# Goal
Below are records; state how many of their lines hold the word "View", and give only the figure.

Part of a data file:
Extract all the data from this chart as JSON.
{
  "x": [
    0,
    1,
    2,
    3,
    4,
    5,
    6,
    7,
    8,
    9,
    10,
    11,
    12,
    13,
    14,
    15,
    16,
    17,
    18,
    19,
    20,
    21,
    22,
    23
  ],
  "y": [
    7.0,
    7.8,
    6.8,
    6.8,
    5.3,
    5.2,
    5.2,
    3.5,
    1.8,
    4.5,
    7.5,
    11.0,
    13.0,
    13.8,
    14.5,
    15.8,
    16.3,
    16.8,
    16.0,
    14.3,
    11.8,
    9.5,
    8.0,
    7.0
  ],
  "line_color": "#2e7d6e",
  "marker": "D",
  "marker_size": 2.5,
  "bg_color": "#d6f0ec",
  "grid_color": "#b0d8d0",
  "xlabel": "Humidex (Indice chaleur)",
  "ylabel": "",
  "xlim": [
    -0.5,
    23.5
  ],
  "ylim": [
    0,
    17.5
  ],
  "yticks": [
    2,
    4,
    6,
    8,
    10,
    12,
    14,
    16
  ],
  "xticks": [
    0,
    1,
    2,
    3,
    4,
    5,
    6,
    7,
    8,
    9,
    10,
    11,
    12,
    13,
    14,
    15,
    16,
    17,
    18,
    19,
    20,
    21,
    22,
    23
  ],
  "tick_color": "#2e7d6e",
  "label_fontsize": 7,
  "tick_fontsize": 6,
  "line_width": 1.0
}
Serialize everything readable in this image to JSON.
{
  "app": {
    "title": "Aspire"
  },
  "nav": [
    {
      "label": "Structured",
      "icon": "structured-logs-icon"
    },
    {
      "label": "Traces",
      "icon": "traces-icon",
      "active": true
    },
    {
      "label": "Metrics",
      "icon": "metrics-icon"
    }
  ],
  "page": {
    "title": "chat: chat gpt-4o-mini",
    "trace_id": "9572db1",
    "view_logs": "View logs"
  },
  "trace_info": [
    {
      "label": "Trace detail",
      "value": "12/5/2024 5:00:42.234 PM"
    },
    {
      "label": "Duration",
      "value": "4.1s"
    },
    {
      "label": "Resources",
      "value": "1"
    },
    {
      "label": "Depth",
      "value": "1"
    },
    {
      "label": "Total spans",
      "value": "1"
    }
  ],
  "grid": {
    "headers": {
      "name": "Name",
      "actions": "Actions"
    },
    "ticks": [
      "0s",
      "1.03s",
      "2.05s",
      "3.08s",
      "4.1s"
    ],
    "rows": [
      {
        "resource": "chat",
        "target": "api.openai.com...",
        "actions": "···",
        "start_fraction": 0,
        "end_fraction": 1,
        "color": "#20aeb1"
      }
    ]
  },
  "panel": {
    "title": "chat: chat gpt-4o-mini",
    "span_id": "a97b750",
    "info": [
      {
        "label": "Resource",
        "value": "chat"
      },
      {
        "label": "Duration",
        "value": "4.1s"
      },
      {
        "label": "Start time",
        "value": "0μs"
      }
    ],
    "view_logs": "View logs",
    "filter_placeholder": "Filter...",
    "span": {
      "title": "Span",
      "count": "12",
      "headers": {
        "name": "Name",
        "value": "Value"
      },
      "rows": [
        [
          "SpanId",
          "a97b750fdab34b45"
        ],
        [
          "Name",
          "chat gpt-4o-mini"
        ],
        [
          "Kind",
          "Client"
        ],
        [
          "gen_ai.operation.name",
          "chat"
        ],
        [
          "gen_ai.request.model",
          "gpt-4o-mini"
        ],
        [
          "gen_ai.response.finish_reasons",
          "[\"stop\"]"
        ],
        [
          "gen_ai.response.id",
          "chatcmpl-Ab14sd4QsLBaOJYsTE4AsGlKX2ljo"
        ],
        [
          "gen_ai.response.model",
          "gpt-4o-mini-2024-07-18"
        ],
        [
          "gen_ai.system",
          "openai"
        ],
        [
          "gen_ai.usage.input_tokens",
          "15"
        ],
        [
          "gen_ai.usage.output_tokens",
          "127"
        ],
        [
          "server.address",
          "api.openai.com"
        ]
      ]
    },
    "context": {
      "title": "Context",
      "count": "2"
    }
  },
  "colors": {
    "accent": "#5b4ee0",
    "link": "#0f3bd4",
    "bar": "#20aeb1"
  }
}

# Exercise result
2